_INPUT DATA_.
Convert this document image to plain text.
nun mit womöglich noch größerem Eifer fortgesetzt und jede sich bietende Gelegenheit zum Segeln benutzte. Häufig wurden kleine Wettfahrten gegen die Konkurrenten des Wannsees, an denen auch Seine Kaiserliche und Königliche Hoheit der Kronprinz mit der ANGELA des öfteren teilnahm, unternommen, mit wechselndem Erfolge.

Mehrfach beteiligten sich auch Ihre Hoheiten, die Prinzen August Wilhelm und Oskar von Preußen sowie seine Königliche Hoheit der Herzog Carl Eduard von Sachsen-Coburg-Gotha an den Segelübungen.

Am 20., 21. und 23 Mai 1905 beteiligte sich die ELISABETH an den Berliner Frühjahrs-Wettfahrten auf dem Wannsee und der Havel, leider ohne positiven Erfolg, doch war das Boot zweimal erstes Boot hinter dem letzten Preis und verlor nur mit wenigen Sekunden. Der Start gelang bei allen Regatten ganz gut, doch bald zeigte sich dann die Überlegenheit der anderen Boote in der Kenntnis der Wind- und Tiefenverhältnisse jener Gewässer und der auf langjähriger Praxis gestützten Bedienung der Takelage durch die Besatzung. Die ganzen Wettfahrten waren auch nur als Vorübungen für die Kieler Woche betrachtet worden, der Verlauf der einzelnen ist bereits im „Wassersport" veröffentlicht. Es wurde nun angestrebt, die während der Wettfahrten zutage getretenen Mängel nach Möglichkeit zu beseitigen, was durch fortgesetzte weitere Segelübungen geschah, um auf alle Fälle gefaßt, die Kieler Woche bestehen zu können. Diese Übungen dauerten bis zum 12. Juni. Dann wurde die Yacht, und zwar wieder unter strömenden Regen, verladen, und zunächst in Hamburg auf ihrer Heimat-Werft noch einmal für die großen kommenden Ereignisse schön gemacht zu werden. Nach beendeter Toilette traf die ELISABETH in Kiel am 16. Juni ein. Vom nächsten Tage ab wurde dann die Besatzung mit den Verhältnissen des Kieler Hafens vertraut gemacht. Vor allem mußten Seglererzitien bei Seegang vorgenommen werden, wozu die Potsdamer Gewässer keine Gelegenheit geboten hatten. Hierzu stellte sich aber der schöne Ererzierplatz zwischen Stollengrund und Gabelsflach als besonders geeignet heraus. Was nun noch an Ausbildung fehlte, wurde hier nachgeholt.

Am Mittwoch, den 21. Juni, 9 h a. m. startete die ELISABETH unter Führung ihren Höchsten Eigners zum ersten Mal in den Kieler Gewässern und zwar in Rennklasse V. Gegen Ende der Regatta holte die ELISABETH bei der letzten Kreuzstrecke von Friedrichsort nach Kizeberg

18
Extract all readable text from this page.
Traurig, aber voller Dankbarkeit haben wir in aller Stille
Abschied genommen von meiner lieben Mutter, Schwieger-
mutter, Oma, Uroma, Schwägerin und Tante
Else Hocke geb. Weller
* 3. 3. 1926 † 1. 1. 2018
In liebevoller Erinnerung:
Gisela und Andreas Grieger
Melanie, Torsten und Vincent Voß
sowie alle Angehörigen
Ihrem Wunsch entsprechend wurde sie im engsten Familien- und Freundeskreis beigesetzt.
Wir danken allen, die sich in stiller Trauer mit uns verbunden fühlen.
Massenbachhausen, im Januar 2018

_EXERCISE INSTRUCTIONS_. Beginning with the line in which "Extract all readable text from this page." appears, set down each line through the last one in the listing, unchanged and with no extras.

_RESPONSE TO THE EXERCISE_.
Extract all readable text from this page.
Traurig, aber voller Dankbarkeit haben wir in aller Stille
Abschied genommen von meiner lieben Mutter, Schwieger-
mutter, Oma, Uroma, Schwägerin und Tante
Else Hocke geb. Weller
* 3. 3. 1926 † 1. 1. 2018
In liebevoller Erinnerung:
Gisela und Andreas Grieger
Melanie, Torsten und Vincent Voß
sowie alle Angehörigen
Ihrem Wunsch entsprechend wurde sie im engsten Familien- und Freundeskreis beigesetzt.
Wir danken allen, die sich in stiller Trauer mit uns verbunden fühlen.
Massenbachhausen, im Januar 2018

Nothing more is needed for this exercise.